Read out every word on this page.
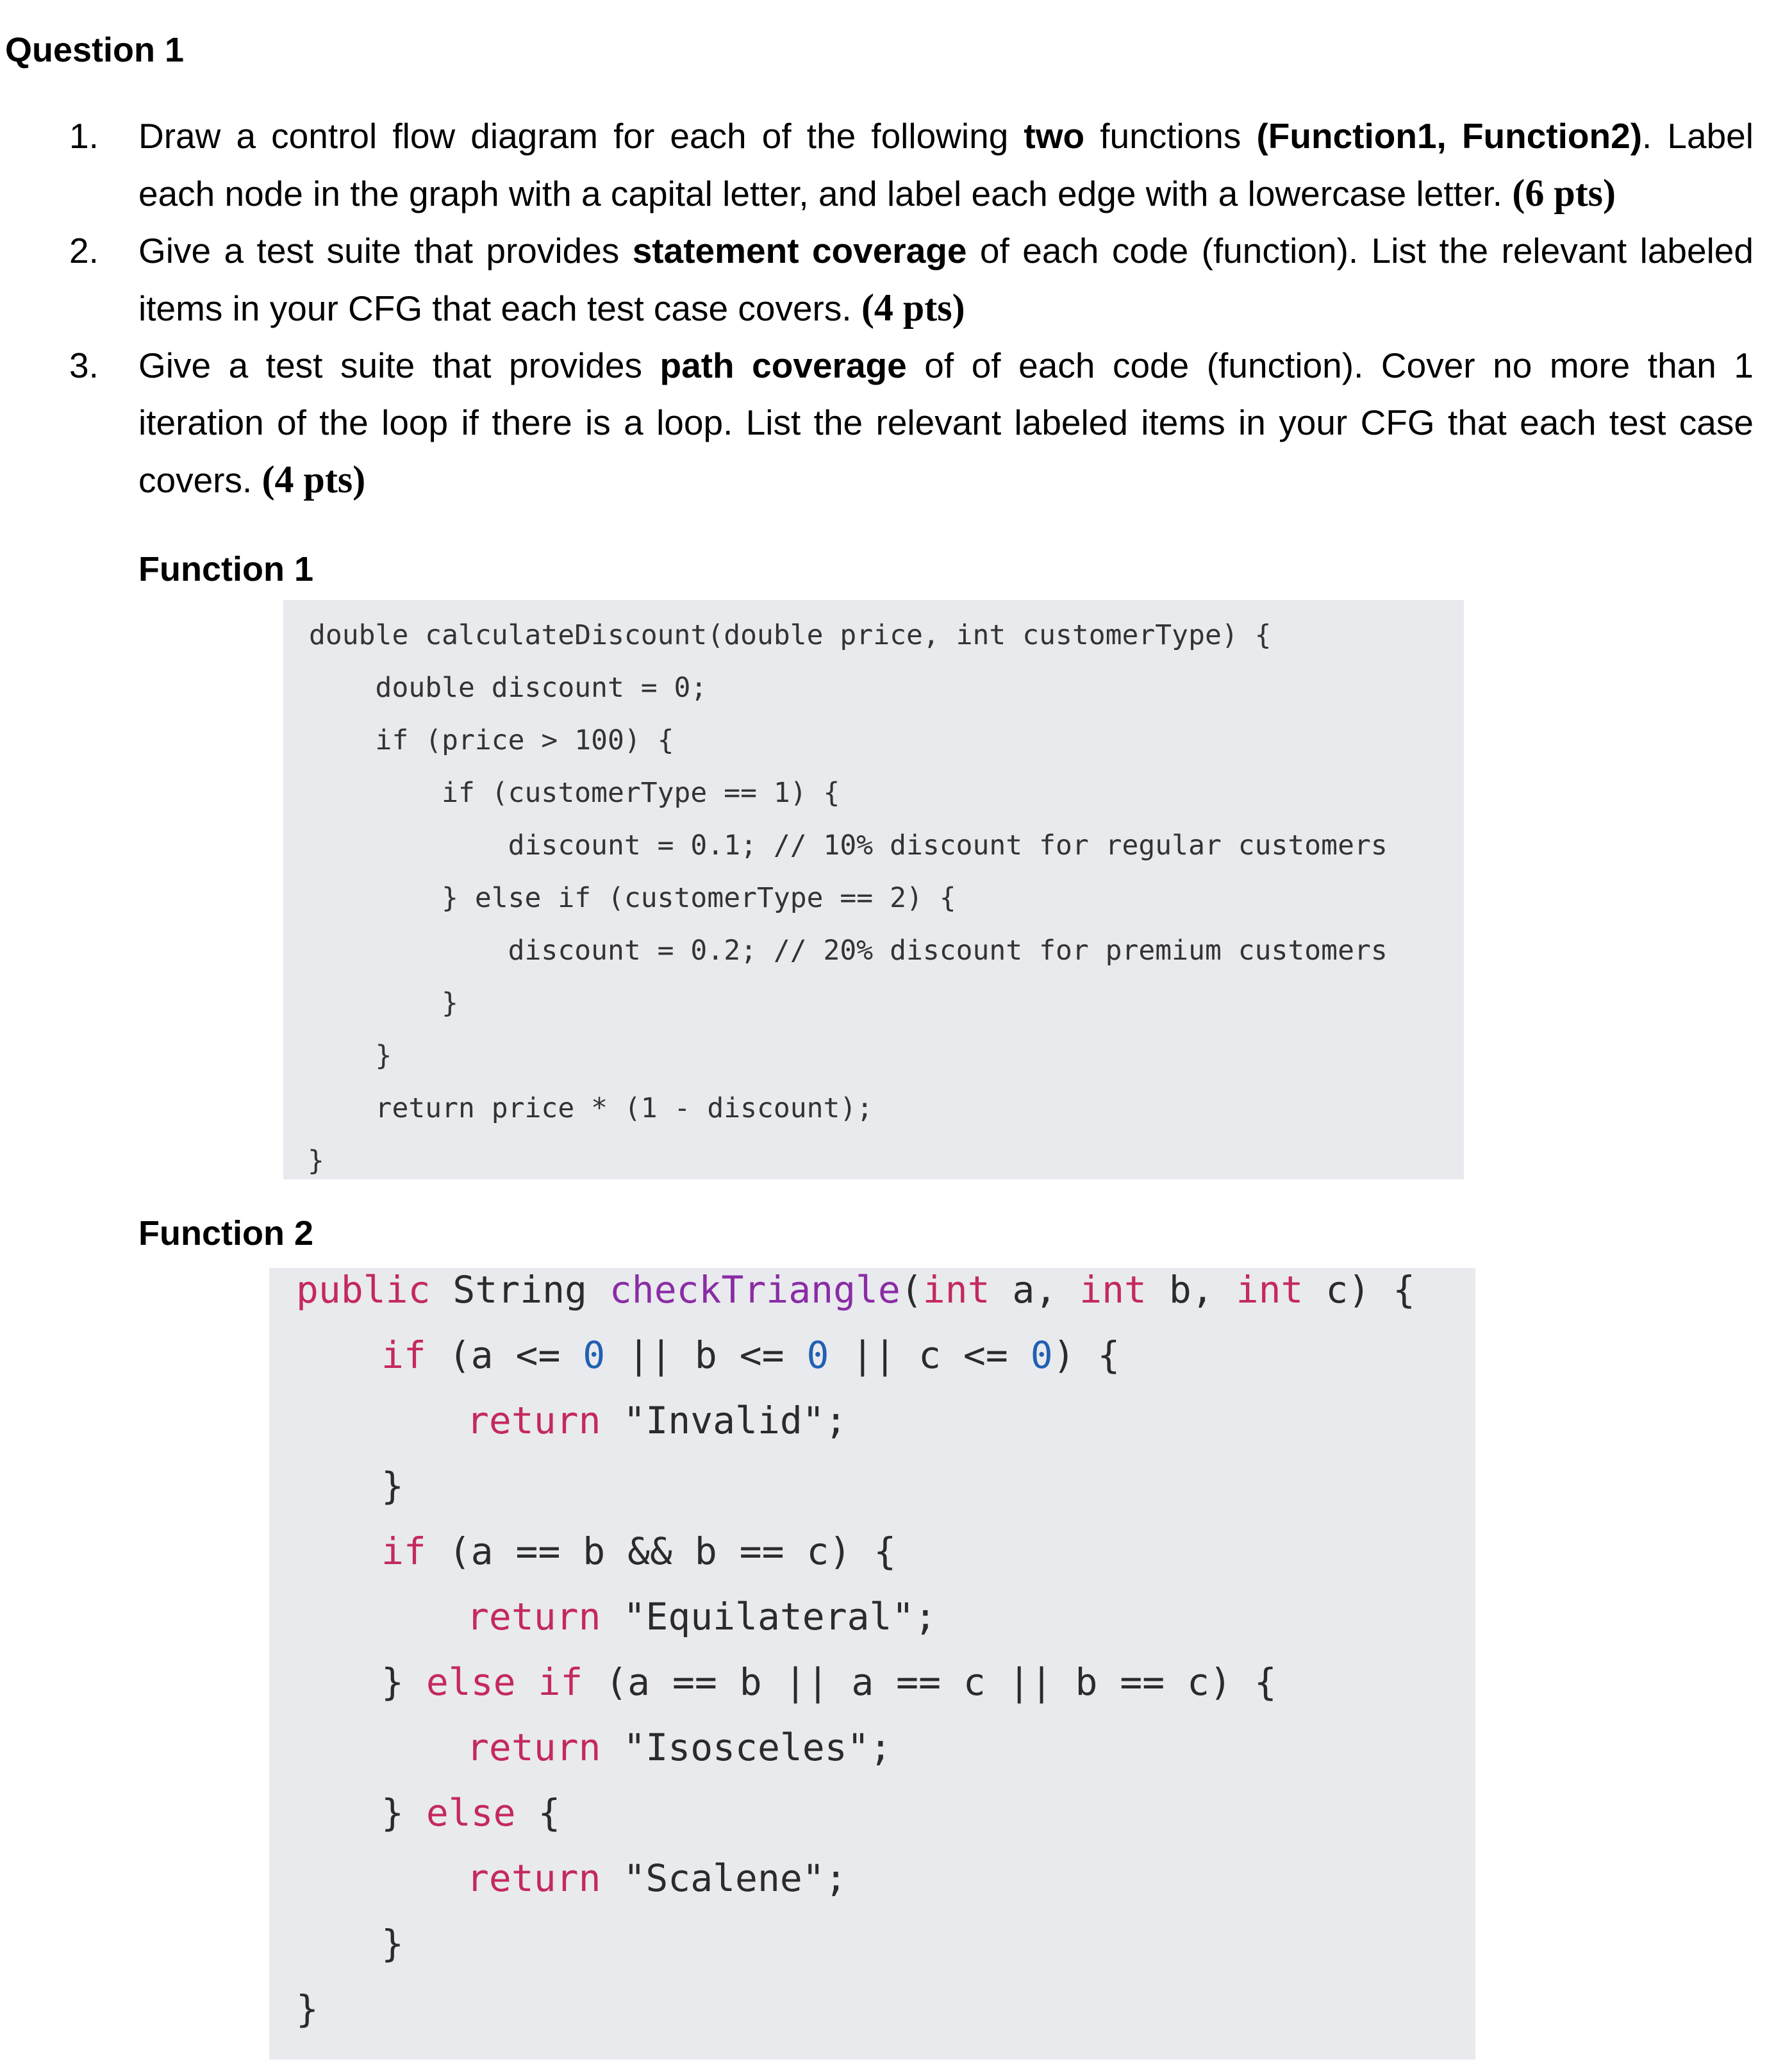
Question 1
1. Draw a control flow diagram for each of the following two functions (Function1, Function2). Label each node in the graph with a capital letter, and label each edge with a lowercase letter. (6 pts)
2. Give a test suite that provides statement coverage of each code (function). List the relevant labeled items in your CFG that each test case covers. (4 pts)
3. Give a test suite that provides path coverage of of each code (function). Cover no more than 1 iteration of the loop if there is a loop. List the relevant labeled items in your CFG that each test case covers. (4 pts)
Function 1
double calculateDiscount(double price, int customerType) {
double discount = 0;
if (price > 100) {
if (customerType == 1) {
discount = 0.1; // 10% discount for regular customers
} else if (customerType == 2) {
discount = 0.2; // 20% discount for premium customers
}
}
return price * (1 - discount);
}
Function 2
public String checkTriangle(int a, int b, int c) {
if (a <= 0 || b <= 0 || c <= 0) {
return "Invalid";
}
if (a == b && b == c) {
return "Equilateral";
} else if (a == b || a == c || b == c) {
return "Isosceles";
} else {
return "Scalene";
}
}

▸ **To do**:
Omitting all images, retype each line of the records precisely.

▸ **Worked solution**:
Read out every word on this page.
Question 1
1. Draw a control flow diagram for each of the following two functions (Function1, Function2). Label each node in the graph with a capital letter, and label each edge with a lowercase letter. (6 pts)
2. Give a test suite that provides statement coverage of each code (function). List the relevant labeled items in your CFG that each test case covers. (4 pts)
3. Give a test suite that provides path coverage of of each code (function). Cover no more than 1 iteration of the loop if there is a loop. List the relevant labeled items in your CFG that each test case covers. (4 pts)
Function 1
double calculateDiscount(double price, int customerType) {
double discount = 0;
if (price > 100) {
if (customerType == 1) {
discount = 0.1; // 10% discount for regular customers
} else if (customerType == 2) {
discount = 0.2; // 20% discount for premium customers
}
}
return price * (1 - discount);
}
Function 2
public String checkTriangle(int a, int b, int c) {
if (a <= 0 || b <= 0 || c <= 0) {
return "Invalid";
}
if (a == b && b == c) {
return "Equilateral";
} else if (a == b || a == c || b == c) {
return "Isosceles";
} else {
return "Scalene";
}
}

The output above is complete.